Find the lines that include the string "subject" and report how many there are. Give no other text.

=-=-=-=-=

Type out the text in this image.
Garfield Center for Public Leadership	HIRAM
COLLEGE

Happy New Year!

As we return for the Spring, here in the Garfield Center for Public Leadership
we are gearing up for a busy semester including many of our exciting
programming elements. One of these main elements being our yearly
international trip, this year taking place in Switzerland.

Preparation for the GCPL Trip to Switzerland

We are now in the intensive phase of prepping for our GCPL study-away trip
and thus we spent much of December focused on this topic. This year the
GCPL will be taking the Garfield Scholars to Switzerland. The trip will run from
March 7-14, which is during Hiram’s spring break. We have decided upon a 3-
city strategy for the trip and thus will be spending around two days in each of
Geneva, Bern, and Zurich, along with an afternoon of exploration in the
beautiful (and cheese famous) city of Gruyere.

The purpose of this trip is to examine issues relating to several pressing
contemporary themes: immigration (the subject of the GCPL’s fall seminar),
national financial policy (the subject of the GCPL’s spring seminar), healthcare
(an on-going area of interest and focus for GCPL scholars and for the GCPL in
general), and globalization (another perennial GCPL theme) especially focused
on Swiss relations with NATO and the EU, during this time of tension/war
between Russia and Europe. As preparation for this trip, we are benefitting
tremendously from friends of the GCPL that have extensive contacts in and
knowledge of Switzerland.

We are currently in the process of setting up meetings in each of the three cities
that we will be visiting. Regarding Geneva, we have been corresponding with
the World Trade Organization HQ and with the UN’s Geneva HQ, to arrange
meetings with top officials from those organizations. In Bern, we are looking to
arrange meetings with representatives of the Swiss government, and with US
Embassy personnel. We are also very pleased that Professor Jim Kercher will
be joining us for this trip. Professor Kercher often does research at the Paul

=-=-=-=-=

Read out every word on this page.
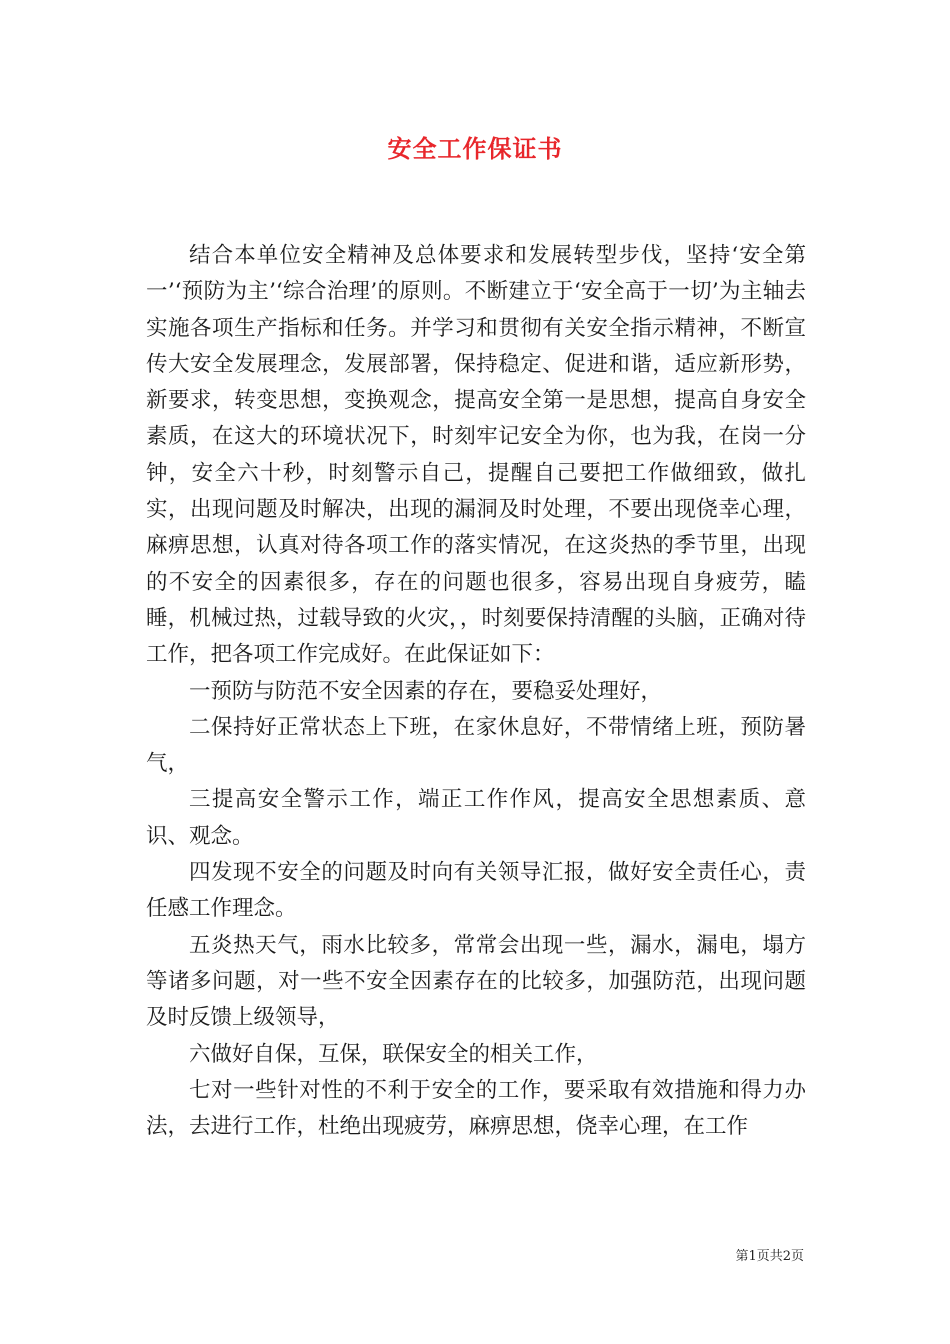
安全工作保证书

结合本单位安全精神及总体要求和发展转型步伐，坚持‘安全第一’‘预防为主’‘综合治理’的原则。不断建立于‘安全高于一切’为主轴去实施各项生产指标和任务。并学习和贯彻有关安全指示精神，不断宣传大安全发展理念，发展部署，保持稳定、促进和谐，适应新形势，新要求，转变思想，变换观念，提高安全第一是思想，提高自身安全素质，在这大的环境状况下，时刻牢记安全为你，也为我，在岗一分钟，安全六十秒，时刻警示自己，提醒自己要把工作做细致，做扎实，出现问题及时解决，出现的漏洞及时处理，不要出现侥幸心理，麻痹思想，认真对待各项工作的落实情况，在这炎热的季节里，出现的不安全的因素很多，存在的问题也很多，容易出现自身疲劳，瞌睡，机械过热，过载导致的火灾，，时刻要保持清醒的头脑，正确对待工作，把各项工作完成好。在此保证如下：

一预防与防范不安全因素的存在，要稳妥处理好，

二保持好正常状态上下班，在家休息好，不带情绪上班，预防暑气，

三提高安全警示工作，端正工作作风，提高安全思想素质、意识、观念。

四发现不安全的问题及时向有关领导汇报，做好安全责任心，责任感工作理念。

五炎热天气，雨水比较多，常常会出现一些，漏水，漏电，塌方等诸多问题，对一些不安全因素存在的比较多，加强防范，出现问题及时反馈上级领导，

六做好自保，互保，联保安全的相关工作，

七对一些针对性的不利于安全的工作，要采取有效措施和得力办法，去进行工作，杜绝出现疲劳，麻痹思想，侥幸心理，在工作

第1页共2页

=-=-=-=-=

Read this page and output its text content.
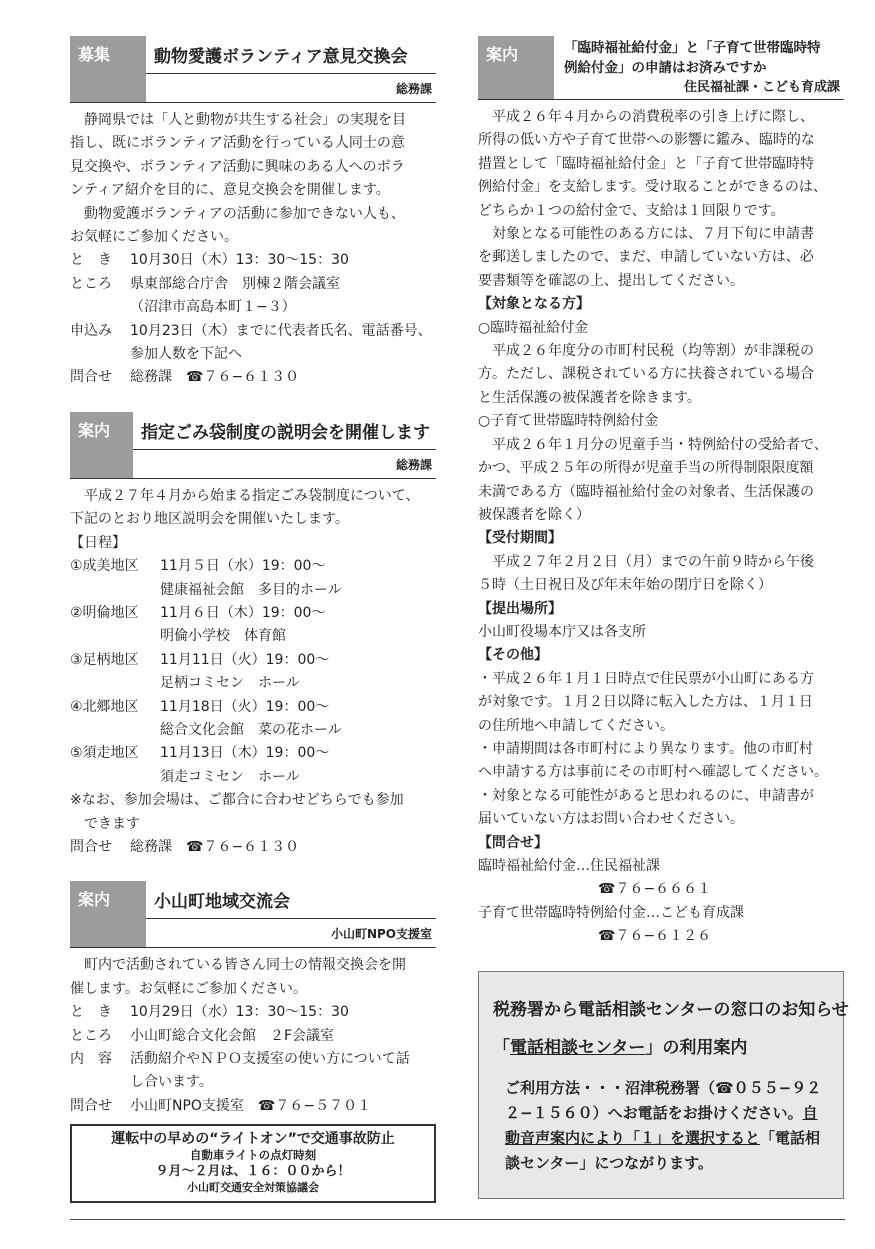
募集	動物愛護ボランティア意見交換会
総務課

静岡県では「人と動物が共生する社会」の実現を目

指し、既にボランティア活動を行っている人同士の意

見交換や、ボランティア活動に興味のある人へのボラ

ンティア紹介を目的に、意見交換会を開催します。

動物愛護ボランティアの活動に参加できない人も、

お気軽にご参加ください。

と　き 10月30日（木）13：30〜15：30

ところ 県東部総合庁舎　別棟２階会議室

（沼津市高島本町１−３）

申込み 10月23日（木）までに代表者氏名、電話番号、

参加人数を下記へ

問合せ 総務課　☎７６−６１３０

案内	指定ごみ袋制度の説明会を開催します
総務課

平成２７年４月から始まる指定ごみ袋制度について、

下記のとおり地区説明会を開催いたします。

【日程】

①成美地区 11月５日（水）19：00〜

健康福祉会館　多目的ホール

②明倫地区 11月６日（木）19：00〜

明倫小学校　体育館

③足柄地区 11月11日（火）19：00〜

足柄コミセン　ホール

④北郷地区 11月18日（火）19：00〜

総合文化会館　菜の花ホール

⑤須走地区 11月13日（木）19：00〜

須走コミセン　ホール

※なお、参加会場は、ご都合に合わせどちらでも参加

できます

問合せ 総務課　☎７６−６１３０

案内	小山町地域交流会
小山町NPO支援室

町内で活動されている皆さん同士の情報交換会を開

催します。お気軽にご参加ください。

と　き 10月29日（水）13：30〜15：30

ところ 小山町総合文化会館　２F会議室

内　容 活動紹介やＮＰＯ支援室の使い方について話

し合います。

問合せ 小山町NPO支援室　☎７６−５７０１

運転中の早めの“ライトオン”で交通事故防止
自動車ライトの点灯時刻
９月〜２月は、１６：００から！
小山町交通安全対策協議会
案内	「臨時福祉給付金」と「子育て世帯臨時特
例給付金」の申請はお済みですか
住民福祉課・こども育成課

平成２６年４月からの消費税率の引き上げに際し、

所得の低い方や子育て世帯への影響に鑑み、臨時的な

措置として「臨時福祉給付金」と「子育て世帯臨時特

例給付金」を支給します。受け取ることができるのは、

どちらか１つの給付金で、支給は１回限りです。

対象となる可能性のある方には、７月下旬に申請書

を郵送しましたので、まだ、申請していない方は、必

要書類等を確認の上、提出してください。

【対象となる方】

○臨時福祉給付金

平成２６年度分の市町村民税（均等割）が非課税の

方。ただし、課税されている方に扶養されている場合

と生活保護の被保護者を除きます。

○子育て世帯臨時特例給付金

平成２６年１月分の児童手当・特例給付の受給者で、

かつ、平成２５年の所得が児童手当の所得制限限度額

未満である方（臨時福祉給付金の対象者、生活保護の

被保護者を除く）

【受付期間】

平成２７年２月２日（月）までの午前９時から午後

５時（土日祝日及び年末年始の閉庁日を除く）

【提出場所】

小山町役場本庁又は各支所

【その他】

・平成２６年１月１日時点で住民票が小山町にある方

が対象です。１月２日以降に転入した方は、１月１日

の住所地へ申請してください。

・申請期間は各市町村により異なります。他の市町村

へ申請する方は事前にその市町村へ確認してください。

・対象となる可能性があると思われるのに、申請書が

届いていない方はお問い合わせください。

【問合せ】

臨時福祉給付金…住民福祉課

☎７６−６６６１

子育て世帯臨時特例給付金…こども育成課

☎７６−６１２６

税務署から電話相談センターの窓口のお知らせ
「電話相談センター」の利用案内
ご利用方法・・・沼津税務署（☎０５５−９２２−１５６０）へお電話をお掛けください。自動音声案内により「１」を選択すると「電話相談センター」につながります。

=-=-=-=-=

▸ **Correct result**: 2